(Collected data entries)
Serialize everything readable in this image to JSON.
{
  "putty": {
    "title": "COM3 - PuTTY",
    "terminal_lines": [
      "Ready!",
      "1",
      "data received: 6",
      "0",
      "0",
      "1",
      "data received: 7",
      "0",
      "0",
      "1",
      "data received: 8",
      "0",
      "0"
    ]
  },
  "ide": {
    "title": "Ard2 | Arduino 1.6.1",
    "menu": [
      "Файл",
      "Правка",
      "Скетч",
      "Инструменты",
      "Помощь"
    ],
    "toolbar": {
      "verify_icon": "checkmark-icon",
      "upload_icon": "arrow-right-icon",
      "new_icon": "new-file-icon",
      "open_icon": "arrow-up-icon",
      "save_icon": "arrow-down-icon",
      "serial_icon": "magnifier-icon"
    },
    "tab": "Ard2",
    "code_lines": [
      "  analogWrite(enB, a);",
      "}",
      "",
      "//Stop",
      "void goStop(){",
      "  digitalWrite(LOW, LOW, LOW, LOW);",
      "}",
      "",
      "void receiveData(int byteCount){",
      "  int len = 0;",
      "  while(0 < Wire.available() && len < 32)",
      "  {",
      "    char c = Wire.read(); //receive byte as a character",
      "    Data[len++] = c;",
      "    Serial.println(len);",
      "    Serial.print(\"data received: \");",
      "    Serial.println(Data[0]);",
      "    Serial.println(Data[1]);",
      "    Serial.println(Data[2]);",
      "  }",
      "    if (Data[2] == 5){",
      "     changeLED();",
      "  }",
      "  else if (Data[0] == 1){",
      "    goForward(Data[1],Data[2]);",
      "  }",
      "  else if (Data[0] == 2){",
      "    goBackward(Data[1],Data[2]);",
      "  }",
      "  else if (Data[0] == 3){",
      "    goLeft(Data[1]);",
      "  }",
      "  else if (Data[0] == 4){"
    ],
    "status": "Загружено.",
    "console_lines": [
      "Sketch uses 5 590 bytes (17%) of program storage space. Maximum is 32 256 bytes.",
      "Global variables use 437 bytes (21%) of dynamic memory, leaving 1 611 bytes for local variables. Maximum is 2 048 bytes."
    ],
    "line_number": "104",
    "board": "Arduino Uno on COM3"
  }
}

_Task description_
Recopy the whole listing exactly.

_Task result_
Serialize everything readable in this image to JSON.
{
  "putty": {
    "title": "COM3 - PuTTY",
    "terminal_lines": [
      "Ready!",
      "1",
      "data received: 6",
      "0",
      "0",
      "1",
      "data received: 7",
      "0",
      "0",
      "1",
      "data received: 8",
      "0",
      "0"
    ]
  },
  "ide": {
    "title": "Ard2 | Arduino 1.6.1",
    "menu": [
      "Файл",
      "Правка",
      "Скетч",
      "Инструменты",
      "Помощь"
    ],
    "toolbar": {
      "verify_icon": "checkmark-icon",
      "upload_icon": "arrow-right-icon",
      "new_icon": "new-file-icon",
      "open_icon": "arrow-up-icon",
      "save_icon": "arrow-down-icon",
      "serial_icon": "magnifier-icon"
    },
    "tab": "Ard2",
    "code_lines": [
      "  analogWrite(enB, a);",
      "}",
      "",
      "//Stop",
      "void goStop(){",
      "  digitalWrite(LOW, LOW, LOW, LOW);",
      "}",
      "",
      "void receiveData(int byteCount){",
      "  int len = 0;",
      "  while(0 < Wire.available() && len < 32)",
      "  {",
      "    char c = Wire.read(); //receive byte as a character",
      "    Data[len++] = c;",
      "    Serial.println(len);",
      "    Serial.print(\"data received: \");",
      "    Serial.println(Data[0]);",
      "    Serial.println(Data[1]);",
      "    Serial.println(Data[2]);",
      "  }",
      "    if (Data[2] == 5){",
      "     changeLED();",
      "  }",
      "  else if (Data[0] == 1){",
      "    goForward(Data[1],Data[2]);",
      "  }",
      "  else if (Data[0] == 2){",
      "    goBackward(Data[1],Data[2]);",
      "  }",
      "  else if (Data[0] == 3){",
      "    goLeft(Data[1]);",
      "  }",
      "  else if (Data[0] == 4){"
    ],
    "status": "Загружено.",
    "console_lines": [
      "Sketch uses 5 590 bytes (17%) of program storage space. Maximum is 32 256 bytes.",
      "Global variables use 437 bytes (21%) of dynamic memory, leaving 1 611 bytes for local variables. Maximum is 2 048 bytes."
    ],
    "line_number": "104",
    "board": "Arduino Uno on COM3"
  }
}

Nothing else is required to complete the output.